Instruction:
Reproduce the rows below word for word, leaving out the picture.

Data section:
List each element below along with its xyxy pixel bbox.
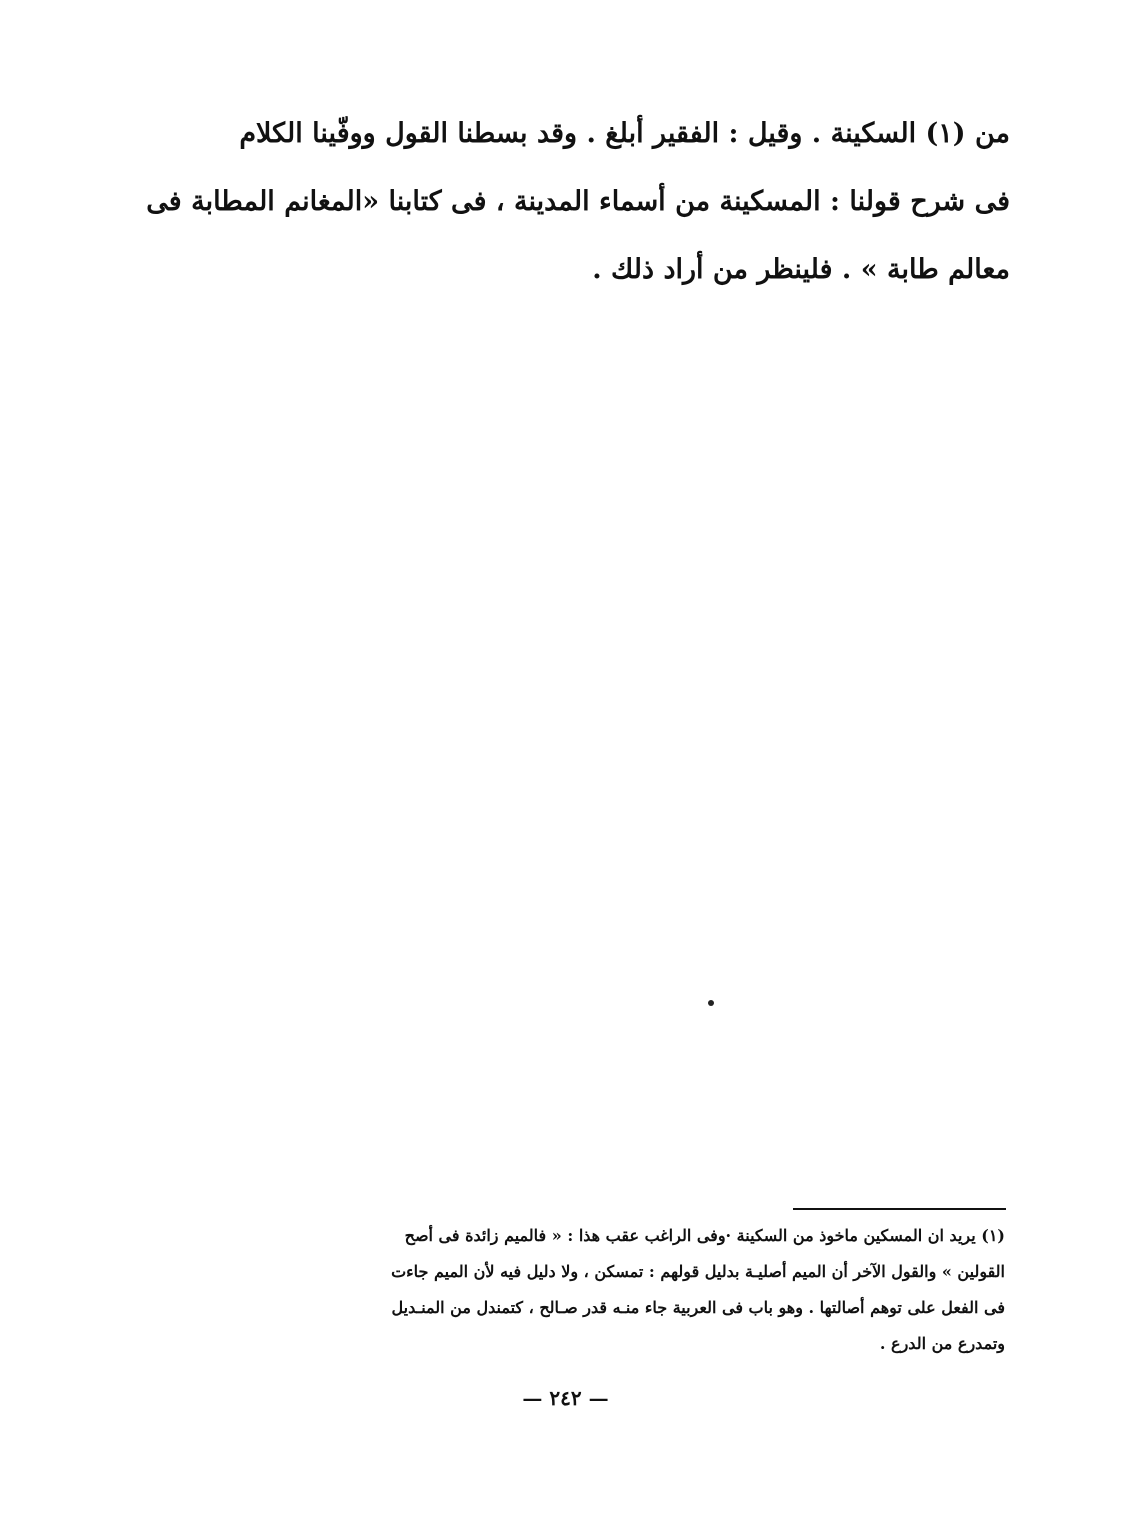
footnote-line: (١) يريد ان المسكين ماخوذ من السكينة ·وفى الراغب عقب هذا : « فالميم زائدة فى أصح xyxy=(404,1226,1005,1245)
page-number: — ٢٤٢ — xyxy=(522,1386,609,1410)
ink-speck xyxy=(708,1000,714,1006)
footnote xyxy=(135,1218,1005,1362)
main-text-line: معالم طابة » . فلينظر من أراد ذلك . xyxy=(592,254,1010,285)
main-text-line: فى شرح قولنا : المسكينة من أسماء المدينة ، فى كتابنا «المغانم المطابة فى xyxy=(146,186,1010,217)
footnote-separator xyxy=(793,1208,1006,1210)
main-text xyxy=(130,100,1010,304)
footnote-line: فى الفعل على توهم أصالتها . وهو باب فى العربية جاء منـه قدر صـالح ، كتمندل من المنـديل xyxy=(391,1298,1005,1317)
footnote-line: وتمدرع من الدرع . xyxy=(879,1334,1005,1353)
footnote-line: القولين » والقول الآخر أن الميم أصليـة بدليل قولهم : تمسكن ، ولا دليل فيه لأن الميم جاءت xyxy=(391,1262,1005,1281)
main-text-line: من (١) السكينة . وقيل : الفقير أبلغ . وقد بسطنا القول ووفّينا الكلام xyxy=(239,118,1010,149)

Output for this task:
List each element below along with its xyxy pixel bbox.
footnote-line: (١) يريد ان المسكين ماخوذ من السكينة ·وفى الراغب عقب هذا : « فالميم زائدة فى أصح xyxy=(404,1226,1005,1245)
page-number: — ٢٤٢ — xyxy=(522,1386,609,1410)
ink-speck xyxy=(708,1000,714,1006)
footnote xyxy=(135,1218,1005,1362)
main-text-line: معالم طابة » . فلينظر من أراد ذلك . xyxy=(592,254,1010,285)
main-text-line: فى شرح قولنا : المسكينة من أسماء المدينة ، فى كتابنا «المغانم المطابة فى xyxy=(146,186,1010,217)
footnote-separator xyxy=(793,1208,1006,1210)
main-text xyxy=(130,100,1010,304)
footnote-line: فى الفعل على توهم أصالتها . وهو باب فى العربية جاء منـه قدر صـالح ، كتمندل من المنـديل xyxy=(391,1298,1005,1317)
footnote-line: وتمدرع من الدرع . xyxy=(879,1334,1005,1353)
footnote-line: القولين » والقول الآخر أن الميم أصليـة بدليل قولهم : تمسكن ، ولا دليل فيه لأن الميم جاءت xyxy=(391,1262,1005,1281)
main-text-line: من (١) السكينة . وقيل : الفقير أبلغ . وقد بسطنا القول ووفّينا الكلام xyxy=(239,118,1010,149)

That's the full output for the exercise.